## GOAL OF THE EXERCISE
Extract every line below, verbatim.

#### ENTRIES PROVIDED ####

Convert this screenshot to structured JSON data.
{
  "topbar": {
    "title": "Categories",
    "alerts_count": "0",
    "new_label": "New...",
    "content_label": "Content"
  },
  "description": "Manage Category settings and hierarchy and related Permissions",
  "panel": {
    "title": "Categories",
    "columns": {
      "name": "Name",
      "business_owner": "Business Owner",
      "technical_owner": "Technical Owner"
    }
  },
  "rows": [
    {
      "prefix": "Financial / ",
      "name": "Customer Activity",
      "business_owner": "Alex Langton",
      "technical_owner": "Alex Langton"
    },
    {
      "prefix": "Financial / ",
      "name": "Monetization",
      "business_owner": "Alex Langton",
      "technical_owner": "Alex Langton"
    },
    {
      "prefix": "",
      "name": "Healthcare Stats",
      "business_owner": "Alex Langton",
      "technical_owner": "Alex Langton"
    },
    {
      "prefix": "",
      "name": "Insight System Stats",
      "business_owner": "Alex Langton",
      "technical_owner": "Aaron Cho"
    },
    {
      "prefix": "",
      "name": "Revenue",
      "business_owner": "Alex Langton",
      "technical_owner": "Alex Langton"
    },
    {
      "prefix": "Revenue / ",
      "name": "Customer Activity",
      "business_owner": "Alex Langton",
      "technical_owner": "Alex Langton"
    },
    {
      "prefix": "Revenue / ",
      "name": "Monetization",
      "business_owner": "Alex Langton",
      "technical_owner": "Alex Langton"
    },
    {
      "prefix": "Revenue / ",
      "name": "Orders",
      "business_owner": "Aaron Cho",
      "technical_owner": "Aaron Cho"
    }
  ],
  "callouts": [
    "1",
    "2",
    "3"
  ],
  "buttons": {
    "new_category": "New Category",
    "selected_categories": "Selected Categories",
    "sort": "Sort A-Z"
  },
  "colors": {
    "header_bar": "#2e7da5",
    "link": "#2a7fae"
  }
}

####

## CORRECT ANSWER
Convert this screenshot to structured JSON data.
{
  "topbar": {
    "title": "Categories",
    "alerts_count": "0",
    "new_label": "New...",
    "content_label": "Content"
  },
  "description": "Manage Category settings and hierarchy and related Permissions",
  "panel": {
    "title": "Categories",
    "columns": {
      "name": "Name",
      "business_owner": "Business Owner",
      "technical_owner": "Technical Owner"
    }
  },
  "rows": [
    {
      "prefix": "Financial / ",
      "name": "Customer Activity",
      "business_owner": "Alex Langton",
      "technical_owner": "Alex Langton"
    },
    {
      "prefix": "Financial / ",
      "name": "Monetization",
      "business_owner": "Alex Langton",
      "technical_owner": "Alex Langton"
    },
    {
      "prefix": "",
      "name": "Healthcare Stats",
      "business_owner": "Alex Langton",
      "technical_owner": "Alex Langton"
    },
    {
      "prefix": "",
      "name": "Insight System Stats",
      "business_owner": "Alex Langton",
      "technical_owner": "Aaron Cho"
    },
    {
      "prefix": "",
      "name": "Revenue",
      "business_owner": "Alex Langton",
      "technical_owner": "Alex Langton"
    },
    {
      "prefix": "Revenue / ",
      "name": "Customer Activity",
      "business_owner": "Alex Langton",
      "technical_owner": "Alex Langton"
    },
    {
      "prefix": "Revenue / ",
      "name": "Monetization",
      "business_owner": "Alex Langton",
      "technical_owner": "Alex Langton"
    },
    {
      "prefix": "Revenue / ",
      "name": "Orders",
      "business_owner": "Aaron Cho",
      "technical_owner": "Aaron Cho"
    }
  ],
  "callouts": [
    "1",
    "2",
    "3"
  ],
  "buttons": {
    "new_category": "New Category",
    "selected_categories": "Selected Categories",
    "sort": "Sort A-Z"
  },
  "colors": {
    "header_bar": "#2e7da5",
    "link": "#2a7fae"
  }
}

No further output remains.